** begin **
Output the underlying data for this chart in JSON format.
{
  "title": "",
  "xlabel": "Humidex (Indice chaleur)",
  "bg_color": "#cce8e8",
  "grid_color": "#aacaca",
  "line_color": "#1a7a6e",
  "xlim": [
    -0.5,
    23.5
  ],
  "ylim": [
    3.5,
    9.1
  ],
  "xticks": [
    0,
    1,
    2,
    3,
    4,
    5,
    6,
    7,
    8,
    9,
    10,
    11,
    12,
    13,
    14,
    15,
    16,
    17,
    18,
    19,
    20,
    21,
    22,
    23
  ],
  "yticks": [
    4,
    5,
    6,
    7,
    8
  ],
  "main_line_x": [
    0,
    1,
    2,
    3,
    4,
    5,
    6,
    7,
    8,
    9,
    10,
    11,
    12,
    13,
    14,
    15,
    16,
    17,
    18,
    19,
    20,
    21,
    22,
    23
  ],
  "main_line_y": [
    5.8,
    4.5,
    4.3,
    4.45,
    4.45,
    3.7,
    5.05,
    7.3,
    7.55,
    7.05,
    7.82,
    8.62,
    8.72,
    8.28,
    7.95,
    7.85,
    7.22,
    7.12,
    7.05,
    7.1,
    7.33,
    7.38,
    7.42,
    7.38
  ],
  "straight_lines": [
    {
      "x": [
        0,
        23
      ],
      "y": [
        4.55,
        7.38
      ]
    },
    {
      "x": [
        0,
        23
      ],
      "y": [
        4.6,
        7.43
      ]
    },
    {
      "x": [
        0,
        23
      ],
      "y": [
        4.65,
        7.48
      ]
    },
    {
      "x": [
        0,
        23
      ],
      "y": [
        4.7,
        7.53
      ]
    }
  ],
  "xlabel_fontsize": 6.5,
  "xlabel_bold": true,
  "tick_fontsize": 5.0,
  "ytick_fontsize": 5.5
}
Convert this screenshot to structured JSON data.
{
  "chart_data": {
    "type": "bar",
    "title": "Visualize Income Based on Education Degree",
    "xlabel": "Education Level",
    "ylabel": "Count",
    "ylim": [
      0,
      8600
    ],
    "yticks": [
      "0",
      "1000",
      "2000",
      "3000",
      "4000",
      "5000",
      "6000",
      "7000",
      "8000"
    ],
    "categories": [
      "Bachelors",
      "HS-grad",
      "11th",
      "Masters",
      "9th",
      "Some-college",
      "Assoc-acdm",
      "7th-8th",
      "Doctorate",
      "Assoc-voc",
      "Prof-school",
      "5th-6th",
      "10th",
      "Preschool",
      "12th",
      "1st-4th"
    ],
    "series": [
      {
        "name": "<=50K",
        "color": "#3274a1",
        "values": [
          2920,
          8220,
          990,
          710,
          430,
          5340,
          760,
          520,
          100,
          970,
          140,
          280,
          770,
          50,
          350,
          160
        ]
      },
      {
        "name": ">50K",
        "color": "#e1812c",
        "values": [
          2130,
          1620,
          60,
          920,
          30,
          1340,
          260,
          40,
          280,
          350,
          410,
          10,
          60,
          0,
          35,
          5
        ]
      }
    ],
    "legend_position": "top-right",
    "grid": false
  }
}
** end **
[YOUR OBJECTIVE] Repeat every line of the data, exactly and in full.

[RESULT FOR THIS TASK]
Output the underlying data for this chart in JSON format.
{
  "title": "",
  "xlabel": "Humidex (Indice chaleur)",
  "bg_color": "#cce8e8",
  "grid_color": "#aacaca",
  "line_color": "#1a7a6e",
  "xlim": [
    -0.5,
    23.5
  ],
  "ylim": [
    3.5,
    9.1
  ],
  "xticks": [
    0,
    1,
    2,
    3,
    4,
    5,
    6,
    7,
    8,
    9,
    10,
    11,
    12,
    13,
    14,
    15,
    16,
    17,
    18,
    19,
    20,
    21,
    22,
    23
  ],
  "yticks": [
    4,
    5,
    6,
    7,
    8
  ],
  "main_line_x": [
    0,
    1,
    2,
    3,
    4,
    5,
    6,
    7,
    8,
    9,
    10,
    11,
    12,
    13,
    14,
    15,
    16,
    17,
    18,
    19,
    20,
    21,
    22,
    23
  ],
  "main_line_y": [
    5.8,
    4.5,
    4.3,
    4.45,
    4.45,
    3.7,
    5.05,
    7.3,
    7.55,
    7.05,
    7.82,
    8.62,
    8.72,
    8.28,
    7.95,
    7.85,
    7.22,
    7.12,
    7.05,
    7.1,
    7.33,
    7.38,
    7.42,
    7.38
  ],
  "straight_lines": [
    {
      "x": [
        0,
        23
      ],
      "y": [
        4.55,
        7.38
      ]
    },
    {
      "x": [
        0,
        23
      ],
      "y": [
        4.6,
        7.43
      ]
    },
    {
      "x": [
        0,
        23
      ],
      "y": [
        4.65,
        7.48
      ]
    },
    {
      "x": [
        0,
        23
      ],
      "y": [
        4.7,
        7.53
      ]
    }
  ],
  "xlabel_fontsize": 6.5,
  "xlabel_bold": true,
  "tick_fontsize": 5.0,
  "ytick_fontsize": 5.5
}
Convert this screenshot to structured JSON data.
{
  "chart_data": {
    "type": "bar",
    "title": "Visualize Income Based on Education Degree",
    "xlabel": "Education Level",
    "ylabel": "Count",
    "ylim": [
      0,
      8600
    ],
    "yticks": [
      "0",
      "1000",
      "2000",
      "3000",
      "4000",
      "5000",
      "6000",
      "7000",
      "8000"
    ],
    "categories": [
      "Bachelors",
      "HS-grad",
      "11th",
      "Masters",
      "9th",
      "Some-college",
      "Assoc-acdm",
      "7th-8th",
      "Doctorate",
      "Assoc-voc",
      "Prof-school",
      "5th-6th",
      "10th",
      "Preschool",
      "12th",
      "1st-4th"
    ],
    "series": [
      {
        "name": "<=50K",
        "color": "#3274a1",
        "values": [
          2920,
          8220,
          990,
          710,
          430,
          5340,
          760,
          520,
          100,
          970,
          140,
          280,
          770,
          50,
          350,
          160
        ]
      },
      {
        "name": ">50K",
        "color": "#e1812c",
        "values": [
          2130,
          1620,
          60,
          920,
          30,
          1340,
          260,
          40,
          280,
          350,
          410,
          10,
          60,
          0,
          35,
          5
        ]
      }
    ],
    "legend_position": "top-right",
    "grid": false
  }
}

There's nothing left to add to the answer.